> WHAT TO PRODUCE:
Identify the lines that contain the word "TradingView" and copy each one.

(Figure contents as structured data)
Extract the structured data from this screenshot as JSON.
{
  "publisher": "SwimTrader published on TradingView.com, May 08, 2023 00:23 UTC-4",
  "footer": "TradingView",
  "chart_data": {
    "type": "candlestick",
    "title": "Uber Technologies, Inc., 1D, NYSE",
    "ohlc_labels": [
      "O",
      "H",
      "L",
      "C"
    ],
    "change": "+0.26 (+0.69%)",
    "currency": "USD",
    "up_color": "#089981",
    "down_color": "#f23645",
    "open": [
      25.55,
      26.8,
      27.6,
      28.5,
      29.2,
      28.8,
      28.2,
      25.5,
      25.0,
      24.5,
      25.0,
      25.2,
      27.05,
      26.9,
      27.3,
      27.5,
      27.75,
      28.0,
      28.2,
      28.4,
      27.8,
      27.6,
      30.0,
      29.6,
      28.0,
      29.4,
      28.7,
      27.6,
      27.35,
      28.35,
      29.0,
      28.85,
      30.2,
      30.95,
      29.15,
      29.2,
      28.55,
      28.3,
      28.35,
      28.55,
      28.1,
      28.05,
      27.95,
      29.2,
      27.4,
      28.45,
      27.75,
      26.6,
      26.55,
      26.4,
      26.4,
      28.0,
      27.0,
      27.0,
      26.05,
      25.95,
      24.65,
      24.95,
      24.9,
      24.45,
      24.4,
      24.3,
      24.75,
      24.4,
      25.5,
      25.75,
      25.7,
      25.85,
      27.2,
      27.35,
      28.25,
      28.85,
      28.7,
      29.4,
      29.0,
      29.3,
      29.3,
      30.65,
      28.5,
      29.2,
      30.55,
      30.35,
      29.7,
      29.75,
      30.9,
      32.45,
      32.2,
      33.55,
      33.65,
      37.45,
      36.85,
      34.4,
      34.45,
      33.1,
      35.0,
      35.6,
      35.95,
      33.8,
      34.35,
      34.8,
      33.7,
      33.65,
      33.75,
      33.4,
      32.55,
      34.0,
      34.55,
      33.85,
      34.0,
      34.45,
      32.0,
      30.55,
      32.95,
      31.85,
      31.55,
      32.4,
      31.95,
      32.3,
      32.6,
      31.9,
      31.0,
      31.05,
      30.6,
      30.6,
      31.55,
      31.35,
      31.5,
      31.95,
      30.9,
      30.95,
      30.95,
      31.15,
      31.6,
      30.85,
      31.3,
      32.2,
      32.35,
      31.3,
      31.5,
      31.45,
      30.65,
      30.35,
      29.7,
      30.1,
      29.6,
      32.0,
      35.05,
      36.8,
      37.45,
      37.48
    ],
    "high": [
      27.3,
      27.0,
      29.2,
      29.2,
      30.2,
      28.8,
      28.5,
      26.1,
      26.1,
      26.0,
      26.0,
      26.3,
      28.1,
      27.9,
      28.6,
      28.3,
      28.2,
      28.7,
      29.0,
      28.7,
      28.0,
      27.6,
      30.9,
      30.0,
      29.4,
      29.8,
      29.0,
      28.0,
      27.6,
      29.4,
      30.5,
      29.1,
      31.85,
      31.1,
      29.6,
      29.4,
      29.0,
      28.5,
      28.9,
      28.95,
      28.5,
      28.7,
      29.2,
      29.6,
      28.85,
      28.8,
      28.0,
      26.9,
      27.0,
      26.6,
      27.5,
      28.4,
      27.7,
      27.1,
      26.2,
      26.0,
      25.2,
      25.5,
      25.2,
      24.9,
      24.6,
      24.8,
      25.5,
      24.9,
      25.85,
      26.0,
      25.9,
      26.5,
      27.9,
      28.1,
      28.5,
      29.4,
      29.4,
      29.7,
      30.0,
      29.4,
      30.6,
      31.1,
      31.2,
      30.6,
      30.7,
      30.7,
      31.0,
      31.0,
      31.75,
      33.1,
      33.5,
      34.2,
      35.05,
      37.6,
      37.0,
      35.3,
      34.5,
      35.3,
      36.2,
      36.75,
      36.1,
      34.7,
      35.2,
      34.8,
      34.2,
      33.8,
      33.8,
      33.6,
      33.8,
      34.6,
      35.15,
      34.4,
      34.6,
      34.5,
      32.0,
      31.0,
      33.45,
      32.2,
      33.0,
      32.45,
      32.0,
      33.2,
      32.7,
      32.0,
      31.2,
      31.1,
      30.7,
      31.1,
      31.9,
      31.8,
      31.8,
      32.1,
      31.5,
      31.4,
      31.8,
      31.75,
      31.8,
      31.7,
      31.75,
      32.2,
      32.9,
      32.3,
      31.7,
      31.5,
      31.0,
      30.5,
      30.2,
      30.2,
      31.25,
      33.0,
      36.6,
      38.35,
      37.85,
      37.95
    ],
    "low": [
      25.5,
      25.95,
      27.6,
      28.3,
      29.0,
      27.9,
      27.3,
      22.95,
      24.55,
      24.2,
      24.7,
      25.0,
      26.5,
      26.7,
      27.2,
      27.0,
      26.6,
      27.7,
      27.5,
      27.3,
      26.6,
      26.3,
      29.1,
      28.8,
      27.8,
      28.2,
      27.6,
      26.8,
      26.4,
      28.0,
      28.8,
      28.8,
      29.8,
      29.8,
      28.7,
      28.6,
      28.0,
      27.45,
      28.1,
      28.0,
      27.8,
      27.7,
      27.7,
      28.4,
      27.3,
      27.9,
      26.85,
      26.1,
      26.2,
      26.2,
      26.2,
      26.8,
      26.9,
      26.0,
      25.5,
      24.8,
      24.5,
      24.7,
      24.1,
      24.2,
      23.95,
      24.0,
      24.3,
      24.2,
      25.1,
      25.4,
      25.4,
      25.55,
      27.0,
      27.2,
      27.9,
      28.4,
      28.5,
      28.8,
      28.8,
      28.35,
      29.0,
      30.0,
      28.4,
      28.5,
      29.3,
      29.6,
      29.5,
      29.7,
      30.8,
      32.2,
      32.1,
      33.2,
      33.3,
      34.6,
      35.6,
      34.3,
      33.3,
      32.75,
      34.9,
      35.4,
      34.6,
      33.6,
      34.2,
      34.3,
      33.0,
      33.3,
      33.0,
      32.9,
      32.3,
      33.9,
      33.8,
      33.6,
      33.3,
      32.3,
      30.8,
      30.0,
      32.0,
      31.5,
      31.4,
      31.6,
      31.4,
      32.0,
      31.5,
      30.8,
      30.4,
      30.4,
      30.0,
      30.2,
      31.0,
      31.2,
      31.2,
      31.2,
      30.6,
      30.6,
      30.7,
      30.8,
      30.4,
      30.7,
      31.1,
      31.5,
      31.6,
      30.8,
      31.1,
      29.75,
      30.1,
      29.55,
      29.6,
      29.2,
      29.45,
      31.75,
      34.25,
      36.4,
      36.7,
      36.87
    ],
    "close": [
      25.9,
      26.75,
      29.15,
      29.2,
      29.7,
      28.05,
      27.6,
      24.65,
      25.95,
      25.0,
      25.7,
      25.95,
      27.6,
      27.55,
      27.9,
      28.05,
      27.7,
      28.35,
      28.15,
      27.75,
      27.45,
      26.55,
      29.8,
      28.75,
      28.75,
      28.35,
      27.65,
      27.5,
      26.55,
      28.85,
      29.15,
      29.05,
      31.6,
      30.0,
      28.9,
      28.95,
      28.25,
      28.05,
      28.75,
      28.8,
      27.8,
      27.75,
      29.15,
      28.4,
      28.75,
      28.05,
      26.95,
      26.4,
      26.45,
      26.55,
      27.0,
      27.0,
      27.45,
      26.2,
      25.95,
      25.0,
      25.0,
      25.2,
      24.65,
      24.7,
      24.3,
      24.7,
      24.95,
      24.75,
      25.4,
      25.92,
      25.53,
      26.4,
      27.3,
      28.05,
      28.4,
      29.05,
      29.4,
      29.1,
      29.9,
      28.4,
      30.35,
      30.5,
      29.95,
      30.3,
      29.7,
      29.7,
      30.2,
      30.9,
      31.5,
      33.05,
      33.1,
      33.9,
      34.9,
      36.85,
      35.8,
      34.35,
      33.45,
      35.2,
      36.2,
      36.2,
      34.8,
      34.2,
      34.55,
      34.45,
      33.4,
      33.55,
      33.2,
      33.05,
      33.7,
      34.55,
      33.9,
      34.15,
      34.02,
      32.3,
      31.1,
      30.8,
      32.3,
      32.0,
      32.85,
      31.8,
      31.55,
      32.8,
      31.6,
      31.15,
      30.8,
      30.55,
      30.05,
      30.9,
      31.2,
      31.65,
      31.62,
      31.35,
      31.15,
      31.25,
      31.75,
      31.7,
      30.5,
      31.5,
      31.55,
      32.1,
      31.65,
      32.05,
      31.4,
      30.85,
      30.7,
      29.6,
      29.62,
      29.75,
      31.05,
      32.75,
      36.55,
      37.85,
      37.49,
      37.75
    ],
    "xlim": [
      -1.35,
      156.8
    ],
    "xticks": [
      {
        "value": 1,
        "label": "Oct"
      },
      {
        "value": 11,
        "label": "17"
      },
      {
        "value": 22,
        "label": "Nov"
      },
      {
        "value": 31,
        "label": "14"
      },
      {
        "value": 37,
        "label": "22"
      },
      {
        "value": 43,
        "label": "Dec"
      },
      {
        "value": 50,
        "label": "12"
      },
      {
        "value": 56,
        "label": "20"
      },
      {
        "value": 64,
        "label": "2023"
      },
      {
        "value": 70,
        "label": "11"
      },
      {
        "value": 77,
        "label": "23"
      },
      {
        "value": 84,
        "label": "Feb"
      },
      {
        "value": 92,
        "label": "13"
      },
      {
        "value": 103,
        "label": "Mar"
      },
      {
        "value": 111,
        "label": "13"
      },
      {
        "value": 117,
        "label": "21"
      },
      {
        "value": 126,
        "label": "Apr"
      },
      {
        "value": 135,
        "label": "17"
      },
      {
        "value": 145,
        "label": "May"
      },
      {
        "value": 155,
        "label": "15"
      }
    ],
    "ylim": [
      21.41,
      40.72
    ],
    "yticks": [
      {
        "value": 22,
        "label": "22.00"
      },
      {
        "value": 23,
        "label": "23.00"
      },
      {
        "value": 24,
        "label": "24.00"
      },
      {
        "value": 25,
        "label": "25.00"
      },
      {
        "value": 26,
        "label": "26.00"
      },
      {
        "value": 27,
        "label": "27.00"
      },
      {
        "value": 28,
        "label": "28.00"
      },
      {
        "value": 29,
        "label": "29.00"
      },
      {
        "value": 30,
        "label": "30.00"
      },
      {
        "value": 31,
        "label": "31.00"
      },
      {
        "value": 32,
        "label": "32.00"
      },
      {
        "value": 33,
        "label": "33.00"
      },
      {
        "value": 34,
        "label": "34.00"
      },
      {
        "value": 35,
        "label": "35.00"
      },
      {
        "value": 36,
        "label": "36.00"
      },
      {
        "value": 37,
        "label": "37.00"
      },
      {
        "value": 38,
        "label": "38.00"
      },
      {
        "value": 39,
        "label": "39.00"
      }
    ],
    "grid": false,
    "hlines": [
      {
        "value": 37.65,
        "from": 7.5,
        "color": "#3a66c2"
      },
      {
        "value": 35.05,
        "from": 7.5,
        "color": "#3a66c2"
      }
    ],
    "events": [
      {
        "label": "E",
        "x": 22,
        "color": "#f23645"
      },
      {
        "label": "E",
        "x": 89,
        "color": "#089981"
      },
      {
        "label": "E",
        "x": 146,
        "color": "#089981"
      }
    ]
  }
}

> THE COMPLETED TASK:
  "publisher": "SwimTrader published on TradingView.com, May 08, 2023 00:23 UTC-4",
  "footer": "TradingView",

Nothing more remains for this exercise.